Dataset records
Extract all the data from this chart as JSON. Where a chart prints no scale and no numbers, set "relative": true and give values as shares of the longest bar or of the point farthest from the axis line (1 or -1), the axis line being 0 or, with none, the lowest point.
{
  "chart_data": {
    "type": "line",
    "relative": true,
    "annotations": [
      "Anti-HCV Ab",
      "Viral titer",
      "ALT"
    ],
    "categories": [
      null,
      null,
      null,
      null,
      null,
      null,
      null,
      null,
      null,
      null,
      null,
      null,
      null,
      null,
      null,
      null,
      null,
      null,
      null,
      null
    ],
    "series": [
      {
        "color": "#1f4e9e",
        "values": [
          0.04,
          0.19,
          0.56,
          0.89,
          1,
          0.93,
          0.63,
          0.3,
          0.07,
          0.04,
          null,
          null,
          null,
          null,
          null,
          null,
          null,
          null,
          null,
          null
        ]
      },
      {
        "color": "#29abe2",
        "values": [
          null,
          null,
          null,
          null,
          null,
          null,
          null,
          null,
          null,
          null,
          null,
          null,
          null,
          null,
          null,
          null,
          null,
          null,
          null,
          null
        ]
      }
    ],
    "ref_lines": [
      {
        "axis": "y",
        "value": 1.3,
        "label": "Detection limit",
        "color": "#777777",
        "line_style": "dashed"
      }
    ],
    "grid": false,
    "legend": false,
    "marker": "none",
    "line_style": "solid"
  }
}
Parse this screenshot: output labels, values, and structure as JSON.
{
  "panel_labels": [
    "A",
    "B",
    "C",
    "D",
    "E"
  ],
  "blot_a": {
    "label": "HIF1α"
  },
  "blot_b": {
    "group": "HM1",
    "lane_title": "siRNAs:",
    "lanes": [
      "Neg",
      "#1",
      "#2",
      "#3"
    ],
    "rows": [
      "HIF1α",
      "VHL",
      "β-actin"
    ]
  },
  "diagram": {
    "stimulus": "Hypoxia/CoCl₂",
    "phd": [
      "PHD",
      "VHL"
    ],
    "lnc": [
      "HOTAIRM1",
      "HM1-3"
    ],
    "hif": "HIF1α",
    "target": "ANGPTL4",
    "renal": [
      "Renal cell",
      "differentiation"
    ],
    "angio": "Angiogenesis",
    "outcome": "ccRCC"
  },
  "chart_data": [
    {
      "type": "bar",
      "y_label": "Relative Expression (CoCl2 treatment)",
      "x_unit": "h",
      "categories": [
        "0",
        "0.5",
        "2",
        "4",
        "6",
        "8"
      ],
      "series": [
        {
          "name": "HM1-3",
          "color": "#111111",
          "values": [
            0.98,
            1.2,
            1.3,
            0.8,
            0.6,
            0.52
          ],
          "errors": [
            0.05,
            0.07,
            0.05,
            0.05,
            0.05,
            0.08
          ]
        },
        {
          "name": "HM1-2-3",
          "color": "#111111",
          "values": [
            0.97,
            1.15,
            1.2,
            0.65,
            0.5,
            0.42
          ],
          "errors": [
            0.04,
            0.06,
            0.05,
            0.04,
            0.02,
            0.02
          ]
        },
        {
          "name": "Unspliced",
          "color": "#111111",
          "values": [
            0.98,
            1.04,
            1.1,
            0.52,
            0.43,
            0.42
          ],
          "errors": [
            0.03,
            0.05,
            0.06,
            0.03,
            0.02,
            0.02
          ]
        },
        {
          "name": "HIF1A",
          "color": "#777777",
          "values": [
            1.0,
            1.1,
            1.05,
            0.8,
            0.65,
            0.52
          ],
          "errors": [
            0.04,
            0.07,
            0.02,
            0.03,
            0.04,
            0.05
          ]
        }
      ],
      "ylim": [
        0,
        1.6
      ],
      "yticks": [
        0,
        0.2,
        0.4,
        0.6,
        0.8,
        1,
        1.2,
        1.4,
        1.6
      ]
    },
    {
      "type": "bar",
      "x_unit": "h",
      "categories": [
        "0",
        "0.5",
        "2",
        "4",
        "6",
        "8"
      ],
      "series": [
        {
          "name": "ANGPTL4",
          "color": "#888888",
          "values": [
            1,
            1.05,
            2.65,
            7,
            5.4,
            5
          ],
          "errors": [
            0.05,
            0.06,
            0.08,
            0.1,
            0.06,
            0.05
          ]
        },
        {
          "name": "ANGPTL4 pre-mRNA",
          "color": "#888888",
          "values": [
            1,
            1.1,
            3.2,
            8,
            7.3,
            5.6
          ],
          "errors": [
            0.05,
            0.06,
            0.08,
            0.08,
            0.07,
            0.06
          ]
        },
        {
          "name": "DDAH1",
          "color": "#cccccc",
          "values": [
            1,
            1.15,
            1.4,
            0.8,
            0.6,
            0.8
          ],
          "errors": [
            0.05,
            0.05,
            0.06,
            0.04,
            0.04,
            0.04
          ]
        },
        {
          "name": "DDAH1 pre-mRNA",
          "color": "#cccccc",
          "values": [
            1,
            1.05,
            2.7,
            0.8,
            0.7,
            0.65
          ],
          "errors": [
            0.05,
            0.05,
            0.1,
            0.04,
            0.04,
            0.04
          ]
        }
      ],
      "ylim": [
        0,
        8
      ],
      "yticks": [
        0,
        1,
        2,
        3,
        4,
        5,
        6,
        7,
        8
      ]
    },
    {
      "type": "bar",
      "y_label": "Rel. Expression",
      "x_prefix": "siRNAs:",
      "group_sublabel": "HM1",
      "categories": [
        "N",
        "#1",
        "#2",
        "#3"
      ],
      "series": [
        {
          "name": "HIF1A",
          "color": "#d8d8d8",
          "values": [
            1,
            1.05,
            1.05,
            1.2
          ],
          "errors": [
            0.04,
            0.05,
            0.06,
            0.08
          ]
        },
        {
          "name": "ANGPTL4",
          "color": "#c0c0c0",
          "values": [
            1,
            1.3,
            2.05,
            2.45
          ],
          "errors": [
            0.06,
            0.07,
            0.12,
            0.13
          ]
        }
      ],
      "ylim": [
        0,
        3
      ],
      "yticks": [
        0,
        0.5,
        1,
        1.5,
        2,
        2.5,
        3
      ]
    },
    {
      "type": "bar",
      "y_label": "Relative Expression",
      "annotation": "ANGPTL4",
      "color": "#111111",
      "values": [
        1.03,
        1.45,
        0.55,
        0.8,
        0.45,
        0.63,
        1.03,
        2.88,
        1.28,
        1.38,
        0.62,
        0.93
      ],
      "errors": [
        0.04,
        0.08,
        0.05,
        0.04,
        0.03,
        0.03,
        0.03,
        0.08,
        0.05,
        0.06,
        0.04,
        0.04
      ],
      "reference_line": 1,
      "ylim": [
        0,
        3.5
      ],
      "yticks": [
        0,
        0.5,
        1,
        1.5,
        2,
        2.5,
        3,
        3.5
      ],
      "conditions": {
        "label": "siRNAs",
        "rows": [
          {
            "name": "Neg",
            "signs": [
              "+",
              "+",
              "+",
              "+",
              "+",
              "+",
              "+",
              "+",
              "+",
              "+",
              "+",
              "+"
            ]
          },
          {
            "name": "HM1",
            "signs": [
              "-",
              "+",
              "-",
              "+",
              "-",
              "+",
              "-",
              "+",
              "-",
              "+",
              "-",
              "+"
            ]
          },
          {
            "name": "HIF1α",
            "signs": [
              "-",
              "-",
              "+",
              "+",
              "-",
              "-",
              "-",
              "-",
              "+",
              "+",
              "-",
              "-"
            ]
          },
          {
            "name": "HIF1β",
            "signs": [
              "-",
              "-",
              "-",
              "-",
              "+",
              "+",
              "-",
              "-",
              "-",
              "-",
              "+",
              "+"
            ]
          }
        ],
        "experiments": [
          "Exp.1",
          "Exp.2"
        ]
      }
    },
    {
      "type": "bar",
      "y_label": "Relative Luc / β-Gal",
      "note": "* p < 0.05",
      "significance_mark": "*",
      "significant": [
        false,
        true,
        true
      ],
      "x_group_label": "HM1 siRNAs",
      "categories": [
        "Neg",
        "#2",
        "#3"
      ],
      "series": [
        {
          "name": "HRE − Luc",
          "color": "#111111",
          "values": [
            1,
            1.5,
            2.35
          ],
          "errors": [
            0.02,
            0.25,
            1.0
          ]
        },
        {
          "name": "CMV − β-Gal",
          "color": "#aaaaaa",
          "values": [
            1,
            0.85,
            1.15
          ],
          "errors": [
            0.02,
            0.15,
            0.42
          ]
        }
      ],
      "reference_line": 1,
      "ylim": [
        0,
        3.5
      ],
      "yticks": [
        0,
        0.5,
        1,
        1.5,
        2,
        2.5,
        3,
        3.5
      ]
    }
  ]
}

**Exercise:** Display each line of the data where "none" occurs.

**Task result:**
Extract all the data from this chart as JSON. Where a chart prints no scale and no numbers, set "relative": true and give values as shares of the longest bar or of the point farthest from the axis line (1 or -1), the axis line being 0 or, with none, the lowest point.
    "marker": "none",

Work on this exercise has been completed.